Bob Bogle, a founding member of the Ventures, the long-running guitar band whose jaunty 1960 hit “Walk — Don’t Run” became an early standard of instrumental rock ’n’ roll and taught generations of guitarists how to make their solos sparkle, died on Sunday in Vancouver, Wash., where he lived. He was 75.

The cause was non-Hodgkin’s lymphoma, Fiona Taylor, the Ventures’ manager, said.

Although not the first instrumental band of the rock era, the Ventures were the most successful and enduring, applying their twangy, high-energy sound to dozens of albums. Older than the typical teenage garage band, the members of the Ventures cut wholesome figures, their guitar gymnastics coming across as good, clean sport.

Mr. Bogle and Don Wilson, two young construction workers and novice guitar enthusiasts, started the group in Tacoma, Wash., in 1958. Unable to attract a record label, they founded their own, Blue Horizon.

Their first single, “Cookies and Coke,” was a flop, but for their second they chose “Walk — Don’t Run,” a tune by the jazz guitarist Johnny Smith that Mr. Bogle had discovered on a Chet Atkins album. The Ventures transformed the gentle original with a quick tempo and bright, punchy guitars. Mr. Bogle played the lead part, punctuating the melodies with springy vibrato and various noisemaking tricks.

_Objective A_:
Copy out the records word for word, starting at the beginning of the records and ending at the line that contains "Point <box>389 346 412 360</box>", including both of those lines.
_Objective B_:
Please continue the Bob Bogle obituary from the point where it stops.

_Data to process_:
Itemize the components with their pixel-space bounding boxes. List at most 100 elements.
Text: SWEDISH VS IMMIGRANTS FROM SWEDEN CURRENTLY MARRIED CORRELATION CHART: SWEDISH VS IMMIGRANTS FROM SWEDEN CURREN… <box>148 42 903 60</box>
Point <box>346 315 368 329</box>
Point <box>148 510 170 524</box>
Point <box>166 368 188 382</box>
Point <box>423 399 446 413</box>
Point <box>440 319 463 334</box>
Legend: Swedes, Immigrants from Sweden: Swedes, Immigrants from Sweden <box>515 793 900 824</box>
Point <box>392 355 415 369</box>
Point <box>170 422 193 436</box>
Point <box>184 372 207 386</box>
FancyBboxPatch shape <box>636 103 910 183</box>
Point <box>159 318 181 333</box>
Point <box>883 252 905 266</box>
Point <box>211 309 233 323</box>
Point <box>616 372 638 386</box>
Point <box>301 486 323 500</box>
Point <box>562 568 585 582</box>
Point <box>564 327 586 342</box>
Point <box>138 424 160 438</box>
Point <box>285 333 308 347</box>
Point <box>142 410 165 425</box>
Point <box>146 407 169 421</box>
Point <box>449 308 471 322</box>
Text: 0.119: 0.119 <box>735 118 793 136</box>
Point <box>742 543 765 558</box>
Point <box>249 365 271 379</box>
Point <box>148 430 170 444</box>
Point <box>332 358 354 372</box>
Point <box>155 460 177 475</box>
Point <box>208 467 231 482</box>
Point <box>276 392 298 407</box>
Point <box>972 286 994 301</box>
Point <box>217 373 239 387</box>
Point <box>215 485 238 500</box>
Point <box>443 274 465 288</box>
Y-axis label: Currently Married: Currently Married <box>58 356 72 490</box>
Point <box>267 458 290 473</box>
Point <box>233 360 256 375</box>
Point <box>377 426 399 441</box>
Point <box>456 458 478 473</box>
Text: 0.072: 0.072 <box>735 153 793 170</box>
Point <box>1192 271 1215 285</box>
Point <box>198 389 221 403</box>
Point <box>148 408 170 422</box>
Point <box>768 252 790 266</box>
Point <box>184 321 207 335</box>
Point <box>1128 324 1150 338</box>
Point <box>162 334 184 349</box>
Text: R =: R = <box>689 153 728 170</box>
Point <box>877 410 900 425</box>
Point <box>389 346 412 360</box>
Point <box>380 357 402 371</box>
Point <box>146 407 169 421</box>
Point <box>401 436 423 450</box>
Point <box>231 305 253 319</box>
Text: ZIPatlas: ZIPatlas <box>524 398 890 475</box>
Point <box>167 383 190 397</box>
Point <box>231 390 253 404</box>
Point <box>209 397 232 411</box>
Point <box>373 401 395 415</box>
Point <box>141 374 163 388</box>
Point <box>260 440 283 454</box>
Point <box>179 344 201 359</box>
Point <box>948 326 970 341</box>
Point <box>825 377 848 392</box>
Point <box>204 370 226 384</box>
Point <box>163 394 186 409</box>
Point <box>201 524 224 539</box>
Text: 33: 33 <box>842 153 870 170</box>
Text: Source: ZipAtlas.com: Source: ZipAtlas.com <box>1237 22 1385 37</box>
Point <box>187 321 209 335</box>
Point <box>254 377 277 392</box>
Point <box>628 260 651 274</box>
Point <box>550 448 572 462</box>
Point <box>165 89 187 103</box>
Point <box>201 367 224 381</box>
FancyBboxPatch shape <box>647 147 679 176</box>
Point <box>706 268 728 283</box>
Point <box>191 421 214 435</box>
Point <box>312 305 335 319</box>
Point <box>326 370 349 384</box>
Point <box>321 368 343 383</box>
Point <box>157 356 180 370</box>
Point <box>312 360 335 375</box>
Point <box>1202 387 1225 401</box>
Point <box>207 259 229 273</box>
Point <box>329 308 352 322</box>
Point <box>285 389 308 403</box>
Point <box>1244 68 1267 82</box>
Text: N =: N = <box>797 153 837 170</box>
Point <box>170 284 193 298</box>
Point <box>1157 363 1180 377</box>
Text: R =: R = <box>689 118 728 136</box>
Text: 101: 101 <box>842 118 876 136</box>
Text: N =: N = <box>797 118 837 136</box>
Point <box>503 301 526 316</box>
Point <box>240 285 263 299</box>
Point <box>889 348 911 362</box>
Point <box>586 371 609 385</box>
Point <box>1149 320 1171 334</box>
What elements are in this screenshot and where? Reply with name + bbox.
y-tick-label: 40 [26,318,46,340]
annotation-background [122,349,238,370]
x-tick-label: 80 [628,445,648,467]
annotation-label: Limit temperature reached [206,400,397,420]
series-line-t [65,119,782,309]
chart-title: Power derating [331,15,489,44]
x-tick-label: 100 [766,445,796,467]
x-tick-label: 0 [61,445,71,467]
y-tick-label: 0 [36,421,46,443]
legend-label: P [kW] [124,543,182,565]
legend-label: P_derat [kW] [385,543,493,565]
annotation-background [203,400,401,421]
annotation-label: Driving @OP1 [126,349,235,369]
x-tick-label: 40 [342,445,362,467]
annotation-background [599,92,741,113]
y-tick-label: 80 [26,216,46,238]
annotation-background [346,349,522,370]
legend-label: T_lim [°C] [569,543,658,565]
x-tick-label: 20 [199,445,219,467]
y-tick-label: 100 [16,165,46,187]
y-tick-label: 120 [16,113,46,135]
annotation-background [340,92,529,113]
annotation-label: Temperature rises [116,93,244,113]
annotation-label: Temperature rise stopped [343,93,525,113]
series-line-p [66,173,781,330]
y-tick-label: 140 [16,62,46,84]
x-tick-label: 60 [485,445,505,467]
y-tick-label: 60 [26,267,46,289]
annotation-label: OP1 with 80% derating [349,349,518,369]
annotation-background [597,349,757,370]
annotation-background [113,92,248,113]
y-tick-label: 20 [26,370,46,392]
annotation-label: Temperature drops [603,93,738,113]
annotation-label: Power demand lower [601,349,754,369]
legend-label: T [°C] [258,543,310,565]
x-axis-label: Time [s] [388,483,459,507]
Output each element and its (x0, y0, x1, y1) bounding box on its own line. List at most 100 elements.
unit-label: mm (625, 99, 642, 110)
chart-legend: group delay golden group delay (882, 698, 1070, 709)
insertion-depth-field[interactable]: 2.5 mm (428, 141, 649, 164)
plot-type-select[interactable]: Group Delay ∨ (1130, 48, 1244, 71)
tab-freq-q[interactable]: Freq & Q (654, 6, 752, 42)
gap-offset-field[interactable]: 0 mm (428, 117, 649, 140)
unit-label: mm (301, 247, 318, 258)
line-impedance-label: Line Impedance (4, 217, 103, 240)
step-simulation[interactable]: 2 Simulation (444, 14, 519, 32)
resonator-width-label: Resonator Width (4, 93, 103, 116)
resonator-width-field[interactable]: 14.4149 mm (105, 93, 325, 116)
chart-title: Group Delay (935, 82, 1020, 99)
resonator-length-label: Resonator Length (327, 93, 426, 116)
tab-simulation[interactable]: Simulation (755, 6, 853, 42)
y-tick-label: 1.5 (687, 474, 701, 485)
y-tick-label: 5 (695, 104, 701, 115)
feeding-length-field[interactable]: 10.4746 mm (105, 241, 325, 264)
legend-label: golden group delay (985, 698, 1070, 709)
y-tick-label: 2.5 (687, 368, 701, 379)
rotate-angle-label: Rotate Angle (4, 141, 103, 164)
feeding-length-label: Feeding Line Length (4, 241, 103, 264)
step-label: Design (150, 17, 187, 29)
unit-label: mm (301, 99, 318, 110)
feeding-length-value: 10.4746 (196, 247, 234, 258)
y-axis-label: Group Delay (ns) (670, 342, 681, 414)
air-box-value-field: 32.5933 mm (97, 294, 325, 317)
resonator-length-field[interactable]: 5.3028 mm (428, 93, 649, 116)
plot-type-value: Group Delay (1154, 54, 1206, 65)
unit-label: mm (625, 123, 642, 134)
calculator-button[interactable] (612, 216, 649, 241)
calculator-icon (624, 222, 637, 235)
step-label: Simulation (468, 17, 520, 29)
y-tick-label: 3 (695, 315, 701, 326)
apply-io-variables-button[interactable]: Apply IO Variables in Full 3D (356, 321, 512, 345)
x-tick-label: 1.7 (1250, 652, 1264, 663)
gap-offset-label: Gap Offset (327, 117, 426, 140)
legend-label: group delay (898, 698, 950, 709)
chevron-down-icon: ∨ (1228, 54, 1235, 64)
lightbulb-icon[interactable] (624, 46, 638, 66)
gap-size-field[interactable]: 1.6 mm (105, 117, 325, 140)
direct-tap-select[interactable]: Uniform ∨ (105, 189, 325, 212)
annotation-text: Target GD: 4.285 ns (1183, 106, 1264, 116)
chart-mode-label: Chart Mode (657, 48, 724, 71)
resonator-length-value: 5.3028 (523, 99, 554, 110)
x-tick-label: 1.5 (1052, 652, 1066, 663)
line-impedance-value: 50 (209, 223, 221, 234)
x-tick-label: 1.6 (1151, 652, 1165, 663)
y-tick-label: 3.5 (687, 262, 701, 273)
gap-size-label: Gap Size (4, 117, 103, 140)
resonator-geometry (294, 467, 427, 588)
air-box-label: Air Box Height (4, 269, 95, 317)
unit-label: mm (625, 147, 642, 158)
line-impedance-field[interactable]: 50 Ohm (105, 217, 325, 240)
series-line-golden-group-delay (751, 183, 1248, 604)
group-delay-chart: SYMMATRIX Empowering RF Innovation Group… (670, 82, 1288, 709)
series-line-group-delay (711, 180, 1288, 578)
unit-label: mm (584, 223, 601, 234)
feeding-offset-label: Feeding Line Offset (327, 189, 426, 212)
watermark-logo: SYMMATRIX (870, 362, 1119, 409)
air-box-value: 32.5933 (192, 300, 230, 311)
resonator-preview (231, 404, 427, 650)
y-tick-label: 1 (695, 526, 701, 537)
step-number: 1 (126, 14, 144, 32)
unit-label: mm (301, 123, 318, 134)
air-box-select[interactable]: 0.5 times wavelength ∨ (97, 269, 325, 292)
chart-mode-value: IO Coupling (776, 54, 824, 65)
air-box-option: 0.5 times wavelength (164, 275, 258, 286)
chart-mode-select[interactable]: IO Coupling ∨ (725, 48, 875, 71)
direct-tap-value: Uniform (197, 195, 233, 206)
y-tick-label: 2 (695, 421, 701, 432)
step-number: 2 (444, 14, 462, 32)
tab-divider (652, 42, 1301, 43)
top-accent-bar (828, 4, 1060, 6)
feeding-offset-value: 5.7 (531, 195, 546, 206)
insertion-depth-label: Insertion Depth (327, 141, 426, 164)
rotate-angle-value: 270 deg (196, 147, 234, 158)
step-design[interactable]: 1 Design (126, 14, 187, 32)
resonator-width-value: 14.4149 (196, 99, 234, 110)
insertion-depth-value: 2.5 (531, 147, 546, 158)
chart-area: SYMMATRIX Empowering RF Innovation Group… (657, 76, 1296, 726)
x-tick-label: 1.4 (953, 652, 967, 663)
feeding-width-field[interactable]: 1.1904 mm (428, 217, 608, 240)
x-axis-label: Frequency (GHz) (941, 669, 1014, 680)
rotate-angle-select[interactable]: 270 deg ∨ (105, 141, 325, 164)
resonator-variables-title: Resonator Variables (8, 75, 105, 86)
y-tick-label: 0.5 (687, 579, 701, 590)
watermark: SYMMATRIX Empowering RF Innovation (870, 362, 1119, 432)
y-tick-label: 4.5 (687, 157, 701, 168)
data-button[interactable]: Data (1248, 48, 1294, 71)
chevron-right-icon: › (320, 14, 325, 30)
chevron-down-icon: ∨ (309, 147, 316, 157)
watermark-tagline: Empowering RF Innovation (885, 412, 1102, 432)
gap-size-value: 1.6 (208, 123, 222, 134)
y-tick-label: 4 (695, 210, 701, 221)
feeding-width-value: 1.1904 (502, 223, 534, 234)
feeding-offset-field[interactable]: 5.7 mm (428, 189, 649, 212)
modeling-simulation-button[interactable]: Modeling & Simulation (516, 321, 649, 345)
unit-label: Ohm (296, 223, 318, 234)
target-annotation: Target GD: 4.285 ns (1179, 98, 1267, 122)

_Exercise answer A_:
Itemize the components with their pixel-space bounding boxes. List at most 100 elements.
Text: SWEDISH VS IMMIGRANTS FROM SWEDEN CURRENTLY MARRIED CORRELATION CHART: SWEDISH VS IMMIGRANTS FROM SWEDEN CURREN… <box>148 42 903 60</box>
Point <box>346 315 368 329</box>
Point <box>148 510 170 524</box>
Point <box>166 368 188 382</box>
Point <box>423 399 446 413</box>
Point <box>440 319 463 334</box>
Legend: Swedes, Immigrants from Sweden: Swedes, Immigrants from Sweden <box>515 793 900 824</box>
Point <box>392 355 415 369</box>
Point <box>170 422 193 436</box>
Point <box>184 372 207 386</box>
FancyBboxPatch shape <box>636 103 910 183</box>
Point <box>159 318 181 333</box>
Point <box>883 252 905 266</box>
Point <box>211 309 233 323</box>
Point <box>616 372 638 386</box>
Point <box>301 486 323 500</box>
Point <box>562 568 585 582</box>
Point <box>564 327 586 342</box>
Point <box>138 424 160 438</box>
Point <box>285 333 308 347</box>
Point <box>142 410 165 425</box>
Point <box>146 407 169 421</box>
Point <box>449 308 471 322</box>
Text: 0.119: 0.119 <box>735 118 793 136</box>
Point <box>742 543 765 558</box>
Point <box>249 365 271 379</box>
Point <box>148 430 170 444</box>
Point <box>332 358 354 372</box>
Point <box>155 460 177 475</box>
Point <box>208 467 231 482</box>
Point <box>276 392 298 407</box>
Point <box>972 286 994 301</box>
Point <box>217 373 239 387</box>
Point <box>215 485 238 500</box>
Point <box>443 274 465 288</box>
Y-axis label: Currently Married: Currently Married <box>58 356 72 490</box>
Point <box>267 458 290 473</box>
Point <box>233 360 256 375</box>
Point <box>377 426 399 441</box>
Point <box>456 458 478 473</box>
Text: 0.072: 0.072 <box>735 153 793 170</box>
Point <box>1192 271 1215 285</box>
Point <box>198 389 221 403</box>
Point <box>148 408 170 422</box>
Point <box>768 252 790 266</box>
Point <box>184 321 207 335</box>
Point <box>1128 324 1150 338</box>
Point <box>162 334 184 349</box>
Text: R =: R = <box>689 153 728 170</box>
Point <box>877 410 900 425</box>
Point <box>389 346 412 360</box>

_Exercise answer B_:
“They took a jazz song that had some swing to it, and they garaged it out,” Peter Blecha, author of “Sonic Boom: The History of Northwest Rock From ‘Louie Louie’ to ‘Smells Like Teen Spirit,’ ” said in an interview on Tuesday. “They stomped their way through it, ignored the niceties of the sound and made it palatable to 15-year-old tastes.”

In the summer of 1960 the single became first a regional hit and then, with distribution by the Liberty label, a national one. It eventually reached No. 2 and sold 2 million copies, according to the Rock and Roll Hall of Fame and Museum. Later that year, when the group prepared to tour, it enlisted a more dexterous guitarist, Nokie Edwards, and Mr. Bogle moved permanently to bass guitar. Howie Johnson was the drummer in the original band, later to be replaced by Mel Taylor.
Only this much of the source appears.